- [AIM OF THE EXERCISE] Reproduce the listing word for word, leaving every picture behind.

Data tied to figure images
....

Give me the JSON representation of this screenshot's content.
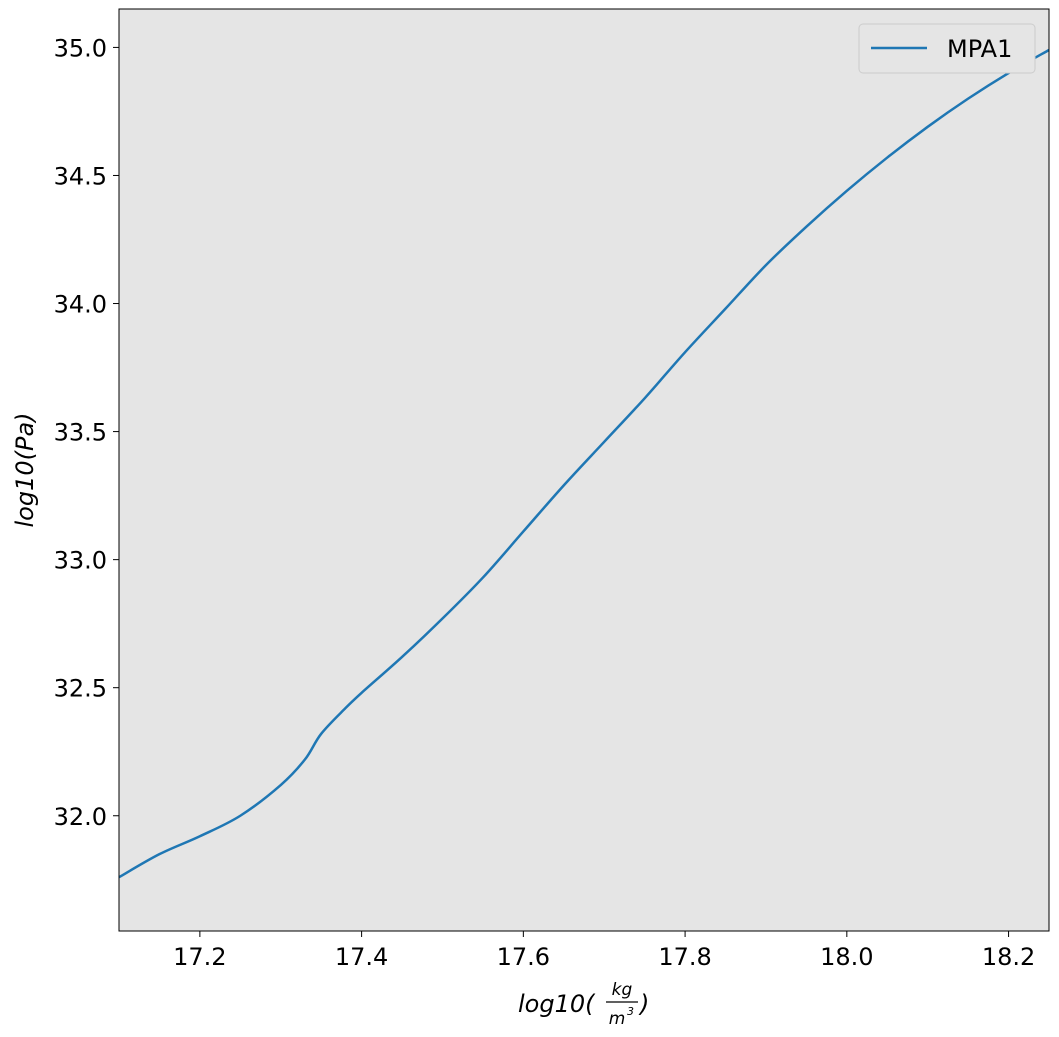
{
  "chart_data": {
    "type": "line",
    "xlabel": "log10(kg/m³)",
    "xlabel_parts": {
      "prefix": "log10(",
      "numerator": "kg",
      "denominator": "m",
      "exponent": "3",
      "suffix": ")"
    },
    "ylabel": "log10(Pa)",
    "xlim": [
      17.1,
      18.25
    ],
    "ylim": [
      31.55,
      35.15
    ],
    "x_ticks": [
      17.2,
      17.4,
      17.6,
      17.8,
      18.0,
      18.2
    ],
    "x_tick_labels": [
      "17.2",
      "17.4",
      "17.6",
      "17.8",
      "18.0",
      "18.2"
    ],
    "y_ticks": [
      32.0,
      32.5,
      33.0,
      33.5,
      34.0,
      34.5,
      35.0
    ],
    "y_tick_labels": [
      "32.0",
      "32.5",
      "33.0",
      "33.5",
      "34.0",
      "34.5",
      "35.0"
    ],
    "grid": false,
    "background": "#e5e5e5",
    "legend_position": "top-right",
    "series": [
      {
        "name": "MPA1",
        "color": "#1f77b4",
        "points": [
          [
            17.1,
            31.76
          ],
          [
            17.15,
            31.85
          ],
          [
            17.2,
            31.92
          ],
          [
            17.25,
            32.0
          ],
          [
            17.3,
            32.12
          ],
          [
            17.33,
            32.22
          ],
          [
            17.35,
            32.32
          ],
          [
            17.38,
            32.42
          ],
          [
            17.4,
            32.48
          ],
          [
            17.45,
            32.62
          ],
          [
            17.5,
            32.77
          ],
          [
            17.55,
            32.93
          ],
          [
            17.6,
            33.11
          ],
          [
            17.65,
            33.29
          ],
          [
            17.7,
            33.46
          ],
          [
            17.75,
            33.63
          ],
          [
            17.8,
            33.81
          ],
          [
            17.85,
            33.98
          ],
          [
            17.9,
            34.15
          ],
          [
            17.95,
            34.3
          ],
          [
            18.0,
            34.44
          ],
          [
            18.05,
            34.57
          ],
          [
            18.1,
            34.69
          ],
          [
            18.15,
            34.8
          ],
          [
            18.2,
            34.9
          ],
          [
            18.25,
            34.99
          ]
        ]
      }
    ]
  }
}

....

- [THE ANSWER]
Give me the JSON representation of this screenshot's content.
{
  "chart_data": {
    "type": "line",
    "xlabel": "log10(kg/m³)",
    "xlabel_parts": {
      "prefix": "log10(",
      "numerator": "kg",
      "denominator": "m",
      "exponent": "3",
      "suffix": ")"
    },
    "ylabel": "log10(Pa)",
    "xlim": [
      17.1,
      18.25
    ],
    "ylim": [
      31.55,
      35.15
    ],
    "x_ticks": [
      17.2,
      17.4,
      17.6,
      17.8,
      18.0,
      18.2
    ],
    "x_tick_labels": [
      "17.2",
      "17.4",
      "17.6",
      "17.8",
      "18.0",
      "18.2"
    ],
    "y_ticks": [
      32.0,
      32.5,
      33.0,
      33.5,
      34.0,
      34.5,
      35.0
    ],
    "y_tick_labels": [
      "32.0",
      "32.5",
      "33.0",
      "33.5",
      "34.0",
      "34.5",
      "35.0"
    ],
    "grid": false,
    "background": "#e5e5e5",
    "legend_position": "top-right",
    "series": [
      {
        "name": "MPA1",
        "color": "#1f77b4",
        "points": [
          [
            17.1,
            31.76
          ],
          [
            17.15,
            31.85
          ],
          [
            17.2,
            31.92
          ],
          [
            17.25,
            32.0
          ],
          [
            17.3,
            32.12
          ],
          [
            17.33,
            32.22
          ],
          [
            17.35,
            32.32
          ],
          [
            17.38,
            32.42
          ],
          [
            17.4,
            32.48
          ],
          [
            17.45,
            32.62
          ],
          [
            17.5,
            32.77
          ],
          [
            17.55,
            32.93
          ],
          [
            17.6,
            33.11
          ],
          [
            17.65,
            33.29
          ],
          [
            17.7,
            33.46
          ],
          [
            17.75,
            33.63
          ],
          [
            17.8,
            33.81
          ],
          [
            17.85,
            33.98
          ],
          [
            17.9,
            34.15
          ],
          [
            17.95,
            34.3
          ],
          [
            18.0,
            34.44
          ],
          [
            18.05,
            34.57
          ],
          [
            18.1,
            34.69
          ],
          [
            18.15,
            34.8
          ],
          [
            18.2,
            34.9
          ],
          [
            18.25,
            34.99
          ]
        ]
      }
    ]
  }
}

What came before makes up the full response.